## EXERCISE AIM
Rewrite the data below with each "wind-point" switched to "wind-marker". Leave everything else unchanged.

## start MATERIAL

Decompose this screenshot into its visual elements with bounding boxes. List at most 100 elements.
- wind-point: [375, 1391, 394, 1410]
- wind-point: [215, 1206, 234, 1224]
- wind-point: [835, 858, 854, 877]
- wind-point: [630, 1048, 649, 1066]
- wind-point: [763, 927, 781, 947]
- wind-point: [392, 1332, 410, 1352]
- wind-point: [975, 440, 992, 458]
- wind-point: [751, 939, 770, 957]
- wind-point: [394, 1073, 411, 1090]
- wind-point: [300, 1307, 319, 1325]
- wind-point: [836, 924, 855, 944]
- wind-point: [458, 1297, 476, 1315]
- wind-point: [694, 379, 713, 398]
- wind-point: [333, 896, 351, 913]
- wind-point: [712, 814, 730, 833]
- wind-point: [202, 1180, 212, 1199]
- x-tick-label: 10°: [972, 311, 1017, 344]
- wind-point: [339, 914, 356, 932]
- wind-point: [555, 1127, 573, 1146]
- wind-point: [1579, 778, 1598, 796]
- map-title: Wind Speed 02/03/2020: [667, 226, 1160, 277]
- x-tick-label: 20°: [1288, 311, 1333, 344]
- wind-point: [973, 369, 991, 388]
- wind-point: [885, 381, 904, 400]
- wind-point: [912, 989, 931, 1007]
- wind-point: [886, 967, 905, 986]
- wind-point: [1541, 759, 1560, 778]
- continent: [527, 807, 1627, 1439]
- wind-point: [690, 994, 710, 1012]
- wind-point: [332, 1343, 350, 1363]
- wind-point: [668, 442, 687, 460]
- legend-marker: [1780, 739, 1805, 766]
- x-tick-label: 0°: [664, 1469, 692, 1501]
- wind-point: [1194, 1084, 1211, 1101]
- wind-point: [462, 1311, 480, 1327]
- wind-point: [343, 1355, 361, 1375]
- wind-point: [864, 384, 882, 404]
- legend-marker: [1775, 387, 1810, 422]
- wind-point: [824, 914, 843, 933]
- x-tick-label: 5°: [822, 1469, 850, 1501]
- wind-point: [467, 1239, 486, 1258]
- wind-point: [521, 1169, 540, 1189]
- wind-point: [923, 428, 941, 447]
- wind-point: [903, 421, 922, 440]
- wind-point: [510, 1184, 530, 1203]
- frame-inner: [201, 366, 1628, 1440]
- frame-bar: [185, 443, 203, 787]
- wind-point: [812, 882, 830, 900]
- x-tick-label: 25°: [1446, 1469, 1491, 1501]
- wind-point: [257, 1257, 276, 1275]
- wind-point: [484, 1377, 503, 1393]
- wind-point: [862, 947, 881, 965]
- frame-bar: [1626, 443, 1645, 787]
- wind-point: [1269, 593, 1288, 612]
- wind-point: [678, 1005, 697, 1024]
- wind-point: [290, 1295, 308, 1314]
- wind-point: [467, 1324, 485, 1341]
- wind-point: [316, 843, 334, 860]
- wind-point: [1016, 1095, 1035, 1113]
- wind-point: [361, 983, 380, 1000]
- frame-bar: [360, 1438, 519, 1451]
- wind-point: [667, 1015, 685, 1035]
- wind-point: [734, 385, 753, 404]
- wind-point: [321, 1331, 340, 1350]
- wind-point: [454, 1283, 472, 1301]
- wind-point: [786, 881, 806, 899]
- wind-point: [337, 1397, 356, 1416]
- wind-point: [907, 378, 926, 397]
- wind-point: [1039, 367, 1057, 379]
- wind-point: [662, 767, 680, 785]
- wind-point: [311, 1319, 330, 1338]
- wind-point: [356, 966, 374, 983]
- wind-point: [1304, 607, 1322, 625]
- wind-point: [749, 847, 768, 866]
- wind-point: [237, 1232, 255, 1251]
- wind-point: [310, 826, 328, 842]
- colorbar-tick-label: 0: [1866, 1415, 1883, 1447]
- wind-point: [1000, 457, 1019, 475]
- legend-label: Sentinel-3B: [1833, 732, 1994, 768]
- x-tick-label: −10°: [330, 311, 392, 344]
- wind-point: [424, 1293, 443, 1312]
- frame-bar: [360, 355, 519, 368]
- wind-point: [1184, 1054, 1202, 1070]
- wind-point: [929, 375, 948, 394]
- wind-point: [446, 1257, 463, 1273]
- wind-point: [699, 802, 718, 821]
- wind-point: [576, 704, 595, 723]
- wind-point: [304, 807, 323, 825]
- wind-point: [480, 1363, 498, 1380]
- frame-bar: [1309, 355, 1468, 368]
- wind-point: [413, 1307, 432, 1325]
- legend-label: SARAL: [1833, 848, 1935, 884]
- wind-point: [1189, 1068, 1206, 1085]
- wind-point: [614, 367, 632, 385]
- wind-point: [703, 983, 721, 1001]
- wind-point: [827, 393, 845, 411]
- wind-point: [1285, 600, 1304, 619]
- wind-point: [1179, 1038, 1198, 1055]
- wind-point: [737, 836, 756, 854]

## end MATERIAL

## RESULT
Decompose this screenshot into its visual elements with bounding boxes. List at most 100 elements.
- wind-marker: [375, 1391, 394, 1410]
- wind-marker: [215, 1206, 234, 1224]
- wind-marker: [835, 858, 854, 877]
- wind-marker: [630, 1048, 649, 1066]
- wind-marker: [763, 927, 781, 947]
- wind-marker: [392, 1332, 410, 1352]
- wind-marker: [975, 440, 992, 458]
- wind-marker: [751, 939, 770, 957]
- wind-marker: [394, 1073, 411, 1090]
- wind-marker: [300, 1307, 319, 1325]
- wind-marker: [836, 924, 855, 944]
- wind-marker: [458, 1297, 476, 1315]
- wind-marker: [694, 379, 713, 398]
- wind-marker: [333, 896, 351, 913]
- wind-marker: [712, 814, 730, 833]
- wind-marker: [202, 1180, 212, 1199]
- x-tick-label: 10°: [972, 311, 1017, 344]
- wind-marker: [339, 914, 356, 932]
- wind-marker: [555, 1127, 573, 1146]
- wind-marker: [1579, 778, 1598, 796]
- map-title: Wind Speed 02/03/2020: [667, 226, 1160, 277]
- x-tick-label: 20°: [1288, 311, 1333, 344]
- wind-marker: [973, 369, 991, 388]
- wind-marker: [885, 381, 904, 400]
- wind-marker: [912, 989, 931, 1007]
- wind-marker: [886, 967, 905, 986]
- wind-marker: [1541, 759, 1560, 778]
- continent: [527, 807, 1627, 1439]
- wind-marker: [690, 994, 710, 1012]
- wind-marker: [332, 1343, 350, 1363]
- wind-marker: [668, 442, 687, 460]
- legend-marker: [1780, 739, 1805, 766]
- x-tick-label: 0°: [664, 1469, 692, 1501]
- wind-marker: [1194, 1084, 1211, 1101]
- wind-marker: [462, 1311, 480, 1327]
- wind-marker: [343, 1355, 361, 1375]
- wind-marker: [864, 384, 882, 404]
- legend-marker: [1775, 387, 1810, 422]
- wind-marker: [824, 914, 843, 933]
- x-tick-label: 5°: [822, 1469, 850, 1501]
- wind-marker: [467, 1239, 486, 1258]
- wind-marker: [521, 1169, 540, 1189]
- wind-marker: [923, 428, 941, 447]
- wind-marker: [903, 421, 922, 440]
- wind-marker: [510, 1184, 530, 1203]
- frame-inner: [201, 366, 1628, 1440]
- frame-bar: [185, 443, 203, 787]
- wind-marker: [812, 882, 830, 900]
- x-tick-label: 25°: [1446, 1469, 1491, 1501]
- wind-marker: [257, 1257, 276, 1275]
- wind-marker: [484, 1377, 503, 1393]
- wind-marker: [862, 947, 881, 965]
- frame-bar: [1626, 443, 1645, 787]
- wind-marker: [1269, 593, 1288, 612]
- wind-marker: [678, 1005, 697, 1024]
- wind-marker: [290, 1295, 308, 1314]
- wind-marker: [467, 1324, 485, 1341]
- wind-marker: [316, 843, 334, 860]
- wind-marker: [1016, 1095, 1035, 1113]
- wind-marker: [361, 983, 380, 1000]
- frame-bar: [360, 1438, 519, 1451]
- wind-marker: [667, 1015, 685, 1035]
- wind-marker: [734, 385, 753, 404]
- wind-marker: [321, 1331, 340, 1350]
- wind-marker: [454, 1283, 472, 1301]
- wind-marker: [786, 881, 806, 899]
- wind-marker: [337, 1397, 356, 1416]
- wind-marker: [907, 378, 926, 397]
- wind-marker: [1039, 367, 1057, 379]
- wind-marker: [662, 767, 680, 785]
- wind-marker: [311, 1319, 330, 1338]
- wind-marker: [356, 966, 374, 983]
- wind-marker: [1304, 607, 1322, 625]
- wind-marker: [749, 847, 768, 866]
- wind-marker: [237, 1232, 255, 1251]
- wind-marker: [310, 826, 328, 842]
- colorbar-tick-label: 0: [1866, 1415, 1883, 1447]
- wind-marker: [1000, 457, 1019, 475]
- legend-label: Sentinel-3B: [1833, 732, 1994, 768]
- x-tick-label: −10°: [330, 311, 392, 344]
- wind-marker: [424, 1293, 443, 1312]
- frame-bar: [360, 355, 519, 368]
- wind-marker: [1184, 1054, 1202, 1070]
- wind-marker: [929, 375, 948, 394]
- wind-marker: [446, 1257, 463, 1273]
- wind-marker: [699, 802, 718, 821]
- wind-marker: [576, 704, 595, 723]
- wind-marker: [304, 807, 323, 825]
- wind-marker: [480, 1363, 498, 1380]
- frame-bar: [1309, 355, 1468, 368]
- wind-marker: [413, 1307, 432, 1325]
- legend-label: SARAL: [1833, 848, 1935, 884]
- wind-marker: [1189, 1068, 1206, 1085]
- wind-marker: [614, 367, 632, 385]
- wind-marker: [703, 983, 721, 1001]
- wind-marker: [827, 393, 845, 411]
- wind-marker: [1285, 600, 1304, 619]
- wind-marker: [1179, 1038, 1198, 1055]
- wind-marker: [737, 836, 756, 854]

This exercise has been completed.